PROVIDED INFORMATION:
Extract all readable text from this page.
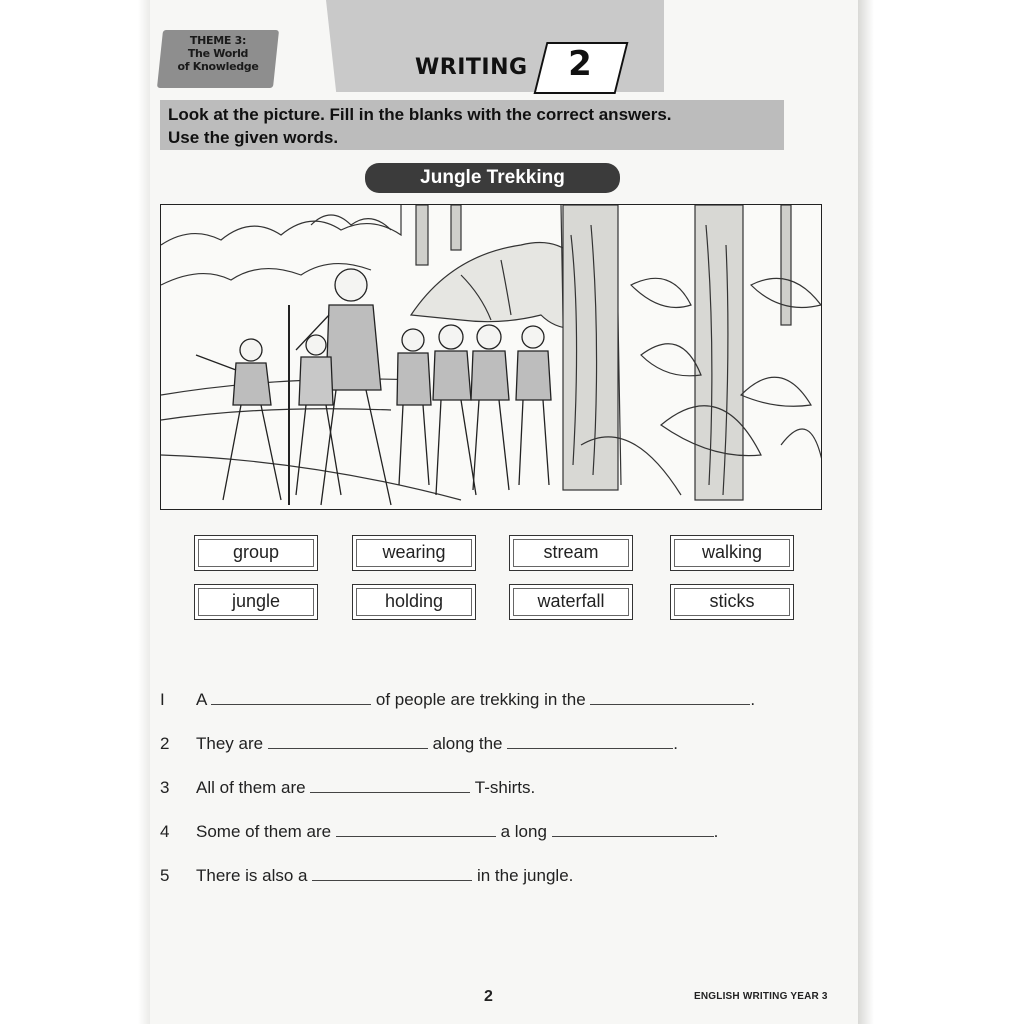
THEME 3:
The World
of Knowledge	WRITING	2
Look at the picture. Fill in the blanks with the correct answers.
Use the given words.
Jungle Trekking
group	wearing	stream	walking
jungle	holding	waterfall	sticks
I	A	of people are trekking in the	.
2	They are	along the	.
3	All of them are	T-shirts.
4	Some of them are	a long	.
5	There is also a	in the jungle.
2	ENGLISH WRITING YEAR 3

GIVEN TASK: Would you return the data exactly as written, without the pictures?

TASK RESULT:
Extract all readable text from this page.
THEME 3:
The World
of Knowledge	WRITING	2
Look at the picture. Fill in the blanks with the correct answers.
Use the given words.
Jungle Trekking
group	wearing	stream	walking
jungle	holding	waterfall	sticks
I	A	of people are trekking in the	.
2	They are	along the	.
3	All of them are	T-shirts.
4	Some of them are	a long	.
5	There is also a	in the jungle.
2	ENGLISH WRITING YEAR 3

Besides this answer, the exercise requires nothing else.